(Items from a dataset)

** Begin **

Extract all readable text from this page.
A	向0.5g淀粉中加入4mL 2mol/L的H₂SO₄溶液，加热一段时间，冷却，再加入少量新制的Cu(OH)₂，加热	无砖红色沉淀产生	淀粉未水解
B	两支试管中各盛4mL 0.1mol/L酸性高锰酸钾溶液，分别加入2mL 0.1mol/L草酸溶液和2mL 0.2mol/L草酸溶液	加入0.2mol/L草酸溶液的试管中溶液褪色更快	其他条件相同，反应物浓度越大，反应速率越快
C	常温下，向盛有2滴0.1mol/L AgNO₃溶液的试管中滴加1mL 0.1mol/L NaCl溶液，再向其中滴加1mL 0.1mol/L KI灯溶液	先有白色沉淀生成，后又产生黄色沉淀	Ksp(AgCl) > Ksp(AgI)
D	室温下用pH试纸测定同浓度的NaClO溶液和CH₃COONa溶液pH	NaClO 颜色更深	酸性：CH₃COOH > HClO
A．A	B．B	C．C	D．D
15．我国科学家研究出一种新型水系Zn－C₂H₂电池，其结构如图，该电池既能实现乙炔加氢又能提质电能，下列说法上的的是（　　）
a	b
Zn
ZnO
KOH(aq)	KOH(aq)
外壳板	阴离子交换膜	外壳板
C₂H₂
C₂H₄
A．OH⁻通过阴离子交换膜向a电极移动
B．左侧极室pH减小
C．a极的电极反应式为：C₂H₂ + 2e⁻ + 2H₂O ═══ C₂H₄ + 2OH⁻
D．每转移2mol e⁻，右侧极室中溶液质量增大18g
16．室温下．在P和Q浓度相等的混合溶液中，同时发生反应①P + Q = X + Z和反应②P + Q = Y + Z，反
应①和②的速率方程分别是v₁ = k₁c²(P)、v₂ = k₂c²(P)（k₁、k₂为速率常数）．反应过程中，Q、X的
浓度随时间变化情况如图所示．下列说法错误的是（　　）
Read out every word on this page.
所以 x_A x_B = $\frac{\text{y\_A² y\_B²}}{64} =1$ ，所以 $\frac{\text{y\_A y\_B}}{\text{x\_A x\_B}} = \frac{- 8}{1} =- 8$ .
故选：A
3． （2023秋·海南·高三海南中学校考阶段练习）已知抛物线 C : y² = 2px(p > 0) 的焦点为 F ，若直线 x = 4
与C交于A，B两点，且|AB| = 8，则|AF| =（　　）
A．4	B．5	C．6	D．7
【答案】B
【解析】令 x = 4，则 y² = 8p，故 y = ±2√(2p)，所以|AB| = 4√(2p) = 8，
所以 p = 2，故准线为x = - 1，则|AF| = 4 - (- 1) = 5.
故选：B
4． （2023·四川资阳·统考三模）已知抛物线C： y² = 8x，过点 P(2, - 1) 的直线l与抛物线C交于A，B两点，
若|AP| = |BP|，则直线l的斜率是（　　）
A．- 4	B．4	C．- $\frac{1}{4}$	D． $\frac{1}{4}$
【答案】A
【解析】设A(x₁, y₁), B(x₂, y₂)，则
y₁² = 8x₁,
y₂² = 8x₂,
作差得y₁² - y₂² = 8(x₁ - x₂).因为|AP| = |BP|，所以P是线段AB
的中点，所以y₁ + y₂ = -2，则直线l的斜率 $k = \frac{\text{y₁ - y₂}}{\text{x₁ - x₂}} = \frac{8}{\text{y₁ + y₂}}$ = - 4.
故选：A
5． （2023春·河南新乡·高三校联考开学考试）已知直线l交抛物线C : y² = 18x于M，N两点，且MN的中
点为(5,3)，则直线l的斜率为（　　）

** End **

WHAT IS EXPECTED: Report every line containing the word "text" from the listing above.

THE REPLY:
Extract all readable text from this page.
所以 x_A x_B = $\frac{\text{y\_A² y\_B²}}{64} =1$ ，所以 $\frac{\text{y\_A y\_B}}{\text{x\_A x\_B}} = \frac{- 8}{1} =- 8$ .
的中点，所以y₁ + y₂ = -2，则直线l的斜率 $k = \frac{\text{y₁ - y₂}}{\text{x₁ - x₂}} = \frac{8}{\text{y₁ + y₂}}$ = - 4.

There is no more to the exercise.